Locate the lines that hold the string "frac". Copy every such line.

═════ Records supplied

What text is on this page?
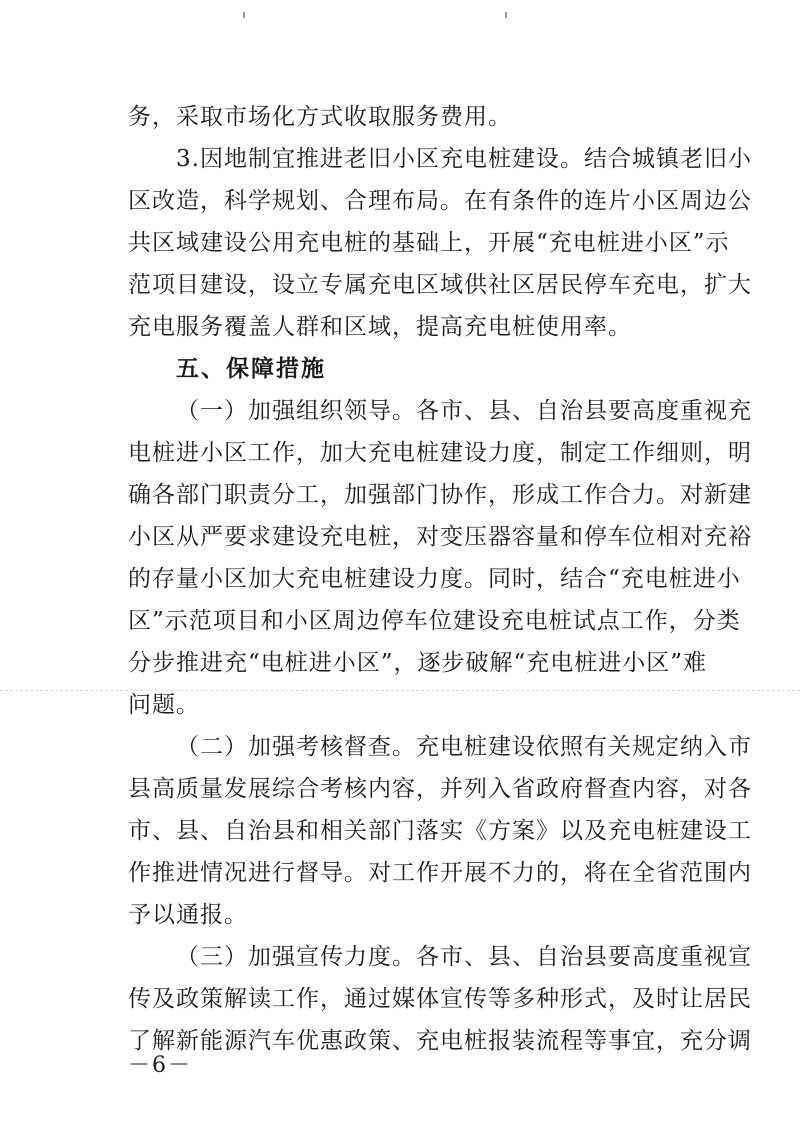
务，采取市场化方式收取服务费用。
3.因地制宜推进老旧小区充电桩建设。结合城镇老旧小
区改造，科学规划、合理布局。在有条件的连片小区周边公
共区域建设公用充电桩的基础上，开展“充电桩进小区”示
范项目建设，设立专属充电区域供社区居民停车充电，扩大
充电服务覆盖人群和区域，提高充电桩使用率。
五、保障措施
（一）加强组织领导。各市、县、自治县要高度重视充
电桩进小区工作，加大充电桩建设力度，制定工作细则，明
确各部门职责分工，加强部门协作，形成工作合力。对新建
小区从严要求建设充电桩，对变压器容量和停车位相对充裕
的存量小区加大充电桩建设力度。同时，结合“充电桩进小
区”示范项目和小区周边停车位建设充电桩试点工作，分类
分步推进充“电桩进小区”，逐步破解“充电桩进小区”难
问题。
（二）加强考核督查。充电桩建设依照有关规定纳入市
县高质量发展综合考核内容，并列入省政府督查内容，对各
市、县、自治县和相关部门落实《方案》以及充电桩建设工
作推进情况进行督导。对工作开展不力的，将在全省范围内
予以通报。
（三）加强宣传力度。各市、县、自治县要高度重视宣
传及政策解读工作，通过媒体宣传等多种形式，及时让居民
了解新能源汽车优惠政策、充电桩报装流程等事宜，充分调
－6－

══════════
═════ Records supplied

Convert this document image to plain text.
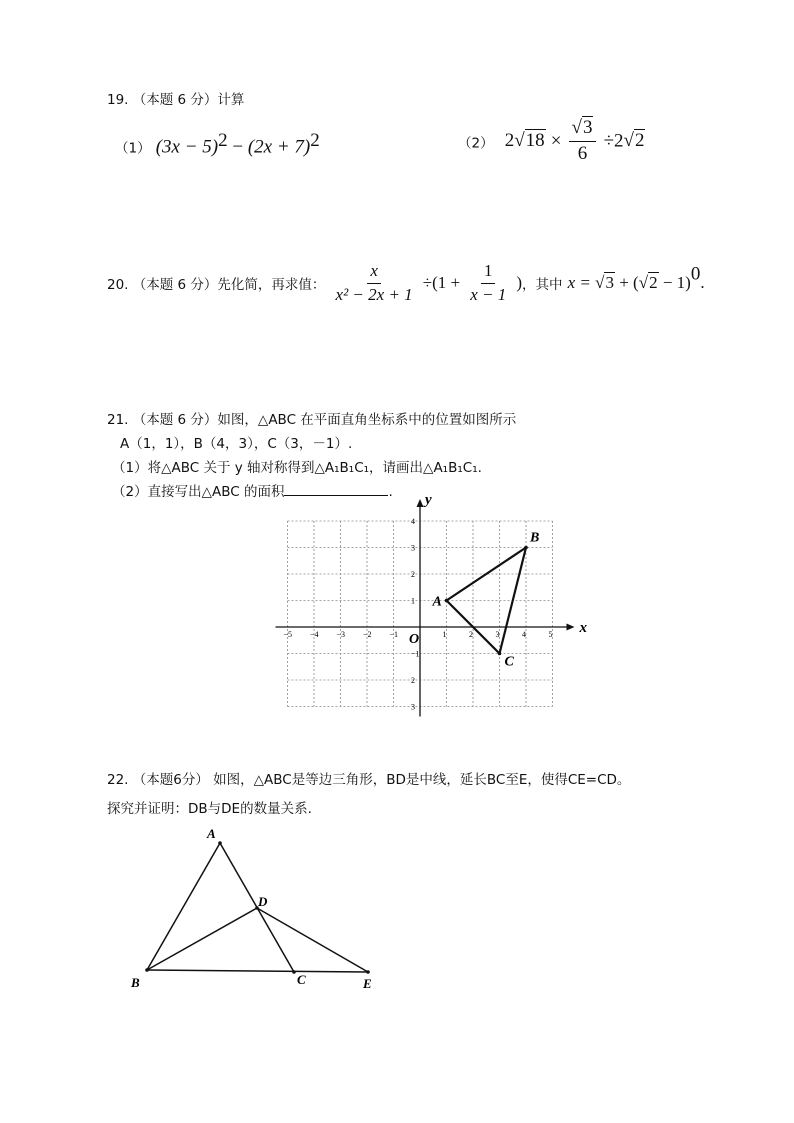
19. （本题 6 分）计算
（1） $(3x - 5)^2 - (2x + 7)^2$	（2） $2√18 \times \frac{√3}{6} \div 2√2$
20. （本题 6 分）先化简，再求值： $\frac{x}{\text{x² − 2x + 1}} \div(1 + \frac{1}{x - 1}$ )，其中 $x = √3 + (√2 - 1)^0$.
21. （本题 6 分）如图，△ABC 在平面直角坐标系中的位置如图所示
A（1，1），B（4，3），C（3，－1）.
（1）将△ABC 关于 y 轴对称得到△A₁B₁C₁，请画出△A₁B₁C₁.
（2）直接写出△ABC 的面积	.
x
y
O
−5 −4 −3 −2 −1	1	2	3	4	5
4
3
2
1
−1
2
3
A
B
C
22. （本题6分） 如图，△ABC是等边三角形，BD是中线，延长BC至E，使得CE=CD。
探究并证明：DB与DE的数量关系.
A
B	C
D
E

══════════

▶ [Finished task]:
（1） $(3x - 5)^2 - (2x + 7)^2$	（2） $2√18 \times \frac{√3}{6} \div 2√2$
20. （本题 6 分）先化简，再求值： $\frac{x}{\text{x² − 2x + 1}} \div(1 + \frac{1}{x - 1}$ )，其中 $x = √3 + (√2 - 1)^0$.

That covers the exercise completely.